Transcribe every record that appears below, exactly and in full.
Begin Input rows
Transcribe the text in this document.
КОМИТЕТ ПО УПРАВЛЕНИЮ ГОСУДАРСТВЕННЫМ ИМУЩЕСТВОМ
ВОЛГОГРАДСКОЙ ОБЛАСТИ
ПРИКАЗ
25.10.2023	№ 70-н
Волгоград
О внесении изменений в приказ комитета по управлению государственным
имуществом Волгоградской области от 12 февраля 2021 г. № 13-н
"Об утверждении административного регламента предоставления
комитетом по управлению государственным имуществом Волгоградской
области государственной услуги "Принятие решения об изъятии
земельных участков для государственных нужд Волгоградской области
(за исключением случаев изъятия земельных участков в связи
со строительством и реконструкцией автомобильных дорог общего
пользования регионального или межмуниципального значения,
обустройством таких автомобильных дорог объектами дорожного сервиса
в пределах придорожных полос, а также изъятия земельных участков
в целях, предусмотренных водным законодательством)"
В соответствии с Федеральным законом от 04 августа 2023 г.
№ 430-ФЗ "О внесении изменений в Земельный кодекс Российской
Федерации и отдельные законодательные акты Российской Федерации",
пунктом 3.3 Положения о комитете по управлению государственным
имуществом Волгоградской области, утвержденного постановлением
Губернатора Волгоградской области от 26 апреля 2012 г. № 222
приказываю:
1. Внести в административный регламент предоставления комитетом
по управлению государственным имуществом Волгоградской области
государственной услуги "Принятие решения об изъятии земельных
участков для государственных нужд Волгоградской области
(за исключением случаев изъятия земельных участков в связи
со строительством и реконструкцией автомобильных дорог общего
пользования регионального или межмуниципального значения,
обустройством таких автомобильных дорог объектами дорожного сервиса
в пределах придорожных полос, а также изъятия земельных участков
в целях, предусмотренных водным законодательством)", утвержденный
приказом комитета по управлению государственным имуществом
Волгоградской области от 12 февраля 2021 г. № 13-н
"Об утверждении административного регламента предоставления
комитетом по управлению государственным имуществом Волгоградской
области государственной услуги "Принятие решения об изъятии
End Input rows
Answer to the exercise >>
Transcribe the text in this document.
КОМИТЕТ ПО УПРАВЛЕНИЮ ГОСУДАРСТВЕННЫМ ИМУЩЕСТВОМ
ВОЛГОГРАДСКОЙ ОБЛАСТИ
ПРИКАЗ
25.10.2023	№ 70-н
Волгоград
О внесении изменений в приказ комитета по управлению государственным
имуществом Волгоградской области от 12 февраля 2021 г. № 13-н
"Об утверждении административного регламента предоставления
комитетом по управлению государственным имуществом Волгоградской
области государственной услуги "Принятие решения об изъятии
земельных участков для государственных нужд Волгоградской области
(за исключением случаев изъятия земельных участков в связи
со строительством и реконструкцией автомобильных дорог общего
пользования регионального или межмуниципального значения,
обустройством таких автомобильных дорог объектами дорожного сервиса
в пределах придорожных полос, а также изъятия земельных участков
в целях, предусмотренных водным законодательством)"
В соответствии с Федеральным законом от 04 августа 2023 г.
№ 430-ФЗ "О внесении изменений в Земельный кодекс Российской
Федерации и отдельные законодательные акты Российской Федерации",
пунктом 3.3 Положения о комитете по управлению государственным
имуществом Волгоградской области, утвержденного постановлением
Губернатора Волгоградской области от 26 апреля 2012 г. № 222
приказываю:
1. Внести в административный регламент предоставления комитетом
по управлению государственным имуществом Волгоградской области
государственной услуги "Принятие решения об изъятии земельных
участков для государственных нужд Волгоградской области
(за исключением случаев изъятия земельных участков в связи
со строительством и реконструкцией автомобильных дорог общего
пользования регионального или межмуниципального значения,
обустройством таких автомобильных дорог объектами дорожного сервиса
в пределах придорожных полос, а также изъятия земельных участков
в целях, предусмотренных водным законодательством)", утвержденный
приказом комитета по управлению государственным имуществом
Волгоградской области от 12 февраля 2021 г. № 13-н
"Об утверждении административного регламента предоставления
комитетом по управлению государственным имуществом Волгоградской
области государственной услуги "Принятие решения об изъятии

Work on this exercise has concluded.